#### TASK DATA
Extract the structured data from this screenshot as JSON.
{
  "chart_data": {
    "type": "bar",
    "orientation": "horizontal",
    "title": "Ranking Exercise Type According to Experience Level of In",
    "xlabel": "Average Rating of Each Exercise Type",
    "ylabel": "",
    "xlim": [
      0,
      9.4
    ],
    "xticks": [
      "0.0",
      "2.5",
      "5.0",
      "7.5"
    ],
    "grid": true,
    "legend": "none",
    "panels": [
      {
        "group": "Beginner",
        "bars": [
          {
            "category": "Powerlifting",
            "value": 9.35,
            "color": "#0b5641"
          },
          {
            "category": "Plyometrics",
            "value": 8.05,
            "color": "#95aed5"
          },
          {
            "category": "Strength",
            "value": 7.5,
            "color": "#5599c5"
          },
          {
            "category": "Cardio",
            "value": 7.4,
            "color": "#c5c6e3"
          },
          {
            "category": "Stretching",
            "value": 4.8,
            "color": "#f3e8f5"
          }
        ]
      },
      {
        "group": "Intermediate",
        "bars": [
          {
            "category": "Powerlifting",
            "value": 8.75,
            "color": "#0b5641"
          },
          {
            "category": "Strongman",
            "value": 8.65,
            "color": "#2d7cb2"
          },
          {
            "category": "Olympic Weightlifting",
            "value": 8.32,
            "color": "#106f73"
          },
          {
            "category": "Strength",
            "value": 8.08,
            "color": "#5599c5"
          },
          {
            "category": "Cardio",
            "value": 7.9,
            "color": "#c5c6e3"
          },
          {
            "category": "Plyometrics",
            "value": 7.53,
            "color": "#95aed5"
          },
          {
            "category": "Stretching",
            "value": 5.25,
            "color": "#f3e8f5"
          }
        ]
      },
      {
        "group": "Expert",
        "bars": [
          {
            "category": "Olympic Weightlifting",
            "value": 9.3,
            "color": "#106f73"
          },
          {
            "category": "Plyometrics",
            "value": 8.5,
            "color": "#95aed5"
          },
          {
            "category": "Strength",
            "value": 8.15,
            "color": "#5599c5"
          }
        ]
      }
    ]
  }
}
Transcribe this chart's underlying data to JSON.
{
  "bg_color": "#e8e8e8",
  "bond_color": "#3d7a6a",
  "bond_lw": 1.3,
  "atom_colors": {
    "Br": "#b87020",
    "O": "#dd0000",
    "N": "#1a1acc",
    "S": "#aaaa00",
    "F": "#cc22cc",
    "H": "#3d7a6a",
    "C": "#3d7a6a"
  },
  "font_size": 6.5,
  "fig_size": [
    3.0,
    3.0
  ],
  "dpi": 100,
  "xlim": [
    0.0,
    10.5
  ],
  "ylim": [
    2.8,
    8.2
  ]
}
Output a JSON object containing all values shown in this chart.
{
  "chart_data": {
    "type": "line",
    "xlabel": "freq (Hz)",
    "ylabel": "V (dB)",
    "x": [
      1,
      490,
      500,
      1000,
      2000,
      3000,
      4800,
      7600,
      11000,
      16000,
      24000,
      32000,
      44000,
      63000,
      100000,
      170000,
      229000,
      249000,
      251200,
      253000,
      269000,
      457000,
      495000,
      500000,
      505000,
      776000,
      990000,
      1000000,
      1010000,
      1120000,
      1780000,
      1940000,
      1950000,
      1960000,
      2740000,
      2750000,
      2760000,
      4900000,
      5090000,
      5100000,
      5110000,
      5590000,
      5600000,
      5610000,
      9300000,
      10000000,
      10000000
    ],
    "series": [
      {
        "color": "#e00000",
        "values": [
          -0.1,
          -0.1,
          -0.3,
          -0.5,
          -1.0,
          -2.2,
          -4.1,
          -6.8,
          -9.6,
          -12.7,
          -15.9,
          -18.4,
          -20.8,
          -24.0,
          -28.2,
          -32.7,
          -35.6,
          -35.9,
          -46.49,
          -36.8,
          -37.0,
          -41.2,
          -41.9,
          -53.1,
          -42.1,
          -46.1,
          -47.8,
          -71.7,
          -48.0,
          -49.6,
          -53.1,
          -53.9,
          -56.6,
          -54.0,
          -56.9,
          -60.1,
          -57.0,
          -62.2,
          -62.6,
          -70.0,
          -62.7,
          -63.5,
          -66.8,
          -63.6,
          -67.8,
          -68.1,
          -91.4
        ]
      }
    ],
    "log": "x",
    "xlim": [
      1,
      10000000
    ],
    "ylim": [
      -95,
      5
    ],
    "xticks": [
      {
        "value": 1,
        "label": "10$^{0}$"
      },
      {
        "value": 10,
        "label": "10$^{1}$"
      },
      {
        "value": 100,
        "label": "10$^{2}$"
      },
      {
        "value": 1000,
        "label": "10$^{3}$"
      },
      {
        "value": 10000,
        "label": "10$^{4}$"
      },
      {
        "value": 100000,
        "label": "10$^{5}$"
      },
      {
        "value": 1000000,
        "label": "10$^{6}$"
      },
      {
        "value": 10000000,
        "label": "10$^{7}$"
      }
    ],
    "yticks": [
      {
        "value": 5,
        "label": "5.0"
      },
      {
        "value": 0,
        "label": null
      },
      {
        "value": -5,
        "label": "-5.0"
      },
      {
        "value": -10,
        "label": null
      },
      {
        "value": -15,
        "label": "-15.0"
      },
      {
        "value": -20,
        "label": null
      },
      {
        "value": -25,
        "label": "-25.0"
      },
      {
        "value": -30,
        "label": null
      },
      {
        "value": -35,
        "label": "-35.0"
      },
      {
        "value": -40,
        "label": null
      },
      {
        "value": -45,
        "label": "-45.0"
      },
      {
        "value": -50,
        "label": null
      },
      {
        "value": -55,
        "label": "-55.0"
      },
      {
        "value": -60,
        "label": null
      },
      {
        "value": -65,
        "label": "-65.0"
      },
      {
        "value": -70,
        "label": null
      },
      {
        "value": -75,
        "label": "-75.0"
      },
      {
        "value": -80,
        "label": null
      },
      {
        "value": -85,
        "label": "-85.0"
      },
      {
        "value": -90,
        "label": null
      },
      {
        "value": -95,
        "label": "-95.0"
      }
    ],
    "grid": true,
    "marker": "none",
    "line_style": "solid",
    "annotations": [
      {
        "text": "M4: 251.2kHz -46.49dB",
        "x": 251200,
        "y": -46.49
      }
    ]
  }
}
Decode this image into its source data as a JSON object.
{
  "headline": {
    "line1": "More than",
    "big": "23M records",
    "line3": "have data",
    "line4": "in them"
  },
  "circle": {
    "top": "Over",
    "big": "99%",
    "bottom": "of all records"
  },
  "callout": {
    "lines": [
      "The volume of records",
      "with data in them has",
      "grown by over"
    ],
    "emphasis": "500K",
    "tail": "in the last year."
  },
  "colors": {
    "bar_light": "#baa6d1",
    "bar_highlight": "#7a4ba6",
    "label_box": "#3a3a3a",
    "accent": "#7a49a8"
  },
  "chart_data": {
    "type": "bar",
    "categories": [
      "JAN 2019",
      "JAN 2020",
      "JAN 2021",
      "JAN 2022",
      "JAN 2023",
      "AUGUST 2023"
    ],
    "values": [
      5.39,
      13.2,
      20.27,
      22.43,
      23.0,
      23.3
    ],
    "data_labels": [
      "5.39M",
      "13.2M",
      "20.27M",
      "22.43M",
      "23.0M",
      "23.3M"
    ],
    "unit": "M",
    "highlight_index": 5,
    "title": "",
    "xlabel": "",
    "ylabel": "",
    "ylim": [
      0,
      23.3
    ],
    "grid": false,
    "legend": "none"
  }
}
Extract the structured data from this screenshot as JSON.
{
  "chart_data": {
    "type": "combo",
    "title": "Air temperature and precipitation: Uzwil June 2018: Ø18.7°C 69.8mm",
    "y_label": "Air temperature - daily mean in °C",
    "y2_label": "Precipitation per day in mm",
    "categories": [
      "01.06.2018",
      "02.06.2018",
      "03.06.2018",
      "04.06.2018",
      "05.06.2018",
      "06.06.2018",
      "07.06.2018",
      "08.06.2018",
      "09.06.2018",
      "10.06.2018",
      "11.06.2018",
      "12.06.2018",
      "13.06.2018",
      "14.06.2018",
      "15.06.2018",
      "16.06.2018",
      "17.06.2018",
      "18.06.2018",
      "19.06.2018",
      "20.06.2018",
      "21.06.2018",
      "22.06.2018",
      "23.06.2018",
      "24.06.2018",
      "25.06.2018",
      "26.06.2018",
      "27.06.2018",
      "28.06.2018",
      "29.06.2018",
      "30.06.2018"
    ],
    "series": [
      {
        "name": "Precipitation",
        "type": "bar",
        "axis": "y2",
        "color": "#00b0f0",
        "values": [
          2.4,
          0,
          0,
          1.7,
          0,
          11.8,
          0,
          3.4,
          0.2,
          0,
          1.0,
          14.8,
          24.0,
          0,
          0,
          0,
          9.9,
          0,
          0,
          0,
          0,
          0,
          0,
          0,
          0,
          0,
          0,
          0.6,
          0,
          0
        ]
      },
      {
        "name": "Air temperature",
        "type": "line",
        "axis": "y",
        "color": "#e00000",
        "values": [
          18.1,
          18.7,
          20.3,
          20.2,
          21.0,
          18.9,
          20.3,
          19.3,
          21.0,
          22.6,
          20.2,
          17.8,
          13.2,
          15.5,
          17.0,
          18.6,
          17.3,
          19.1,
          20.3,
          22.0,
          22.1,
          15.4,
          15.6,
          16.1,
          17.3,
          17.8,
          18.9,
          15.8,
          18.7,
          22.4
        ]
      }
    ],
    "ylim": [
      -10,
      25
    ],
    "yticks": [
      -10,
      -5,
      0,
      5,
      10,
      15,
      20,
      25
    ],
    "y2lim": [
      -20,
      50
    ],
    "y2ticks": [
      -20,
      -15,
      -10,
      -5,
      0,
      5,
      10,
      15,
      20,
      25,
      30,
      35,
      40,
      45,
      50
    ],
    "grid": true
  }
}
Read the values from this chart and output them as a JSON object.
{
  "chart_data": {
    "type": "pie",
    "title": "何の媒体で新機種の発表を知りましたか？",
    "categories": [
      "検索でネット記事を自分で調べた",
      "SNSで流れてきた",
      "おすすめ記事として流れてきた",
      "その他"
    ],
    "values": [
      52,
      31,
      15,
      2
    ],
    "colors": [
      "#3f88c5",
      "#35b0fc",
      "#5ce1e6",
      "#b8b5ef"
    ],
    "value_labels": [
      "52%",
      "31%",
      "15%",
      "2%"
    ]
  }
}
########
Find the line that contains "Read the values" in the listing above. Retype it and every line after it up to the last, exactly, and nothing else.

> ANSWER IN FULL:
Read the values from this chart and output them as a JSON object.
{
  "chart_data": {
    "type": "pie",
    "title": "何の媒体で新機種の発表を知りましたか？",
    "categories": [
      "検索でネット記事を自分で調べた",
      "SNSで流れてきた",
      "おすすめ記事として流れてきた",
      "その他"
    ],
    "values": [
      52,
      31,
      15,
      2
    ],
    "colors": [
      "#3f88c5",
      "#35b0fc",
      "#5ce1e6",
      "#b8b5ef"
    ],
    "value_labels": [
      "52%",
      "31%",
      "15%",
      "2%"
    ]
  }
}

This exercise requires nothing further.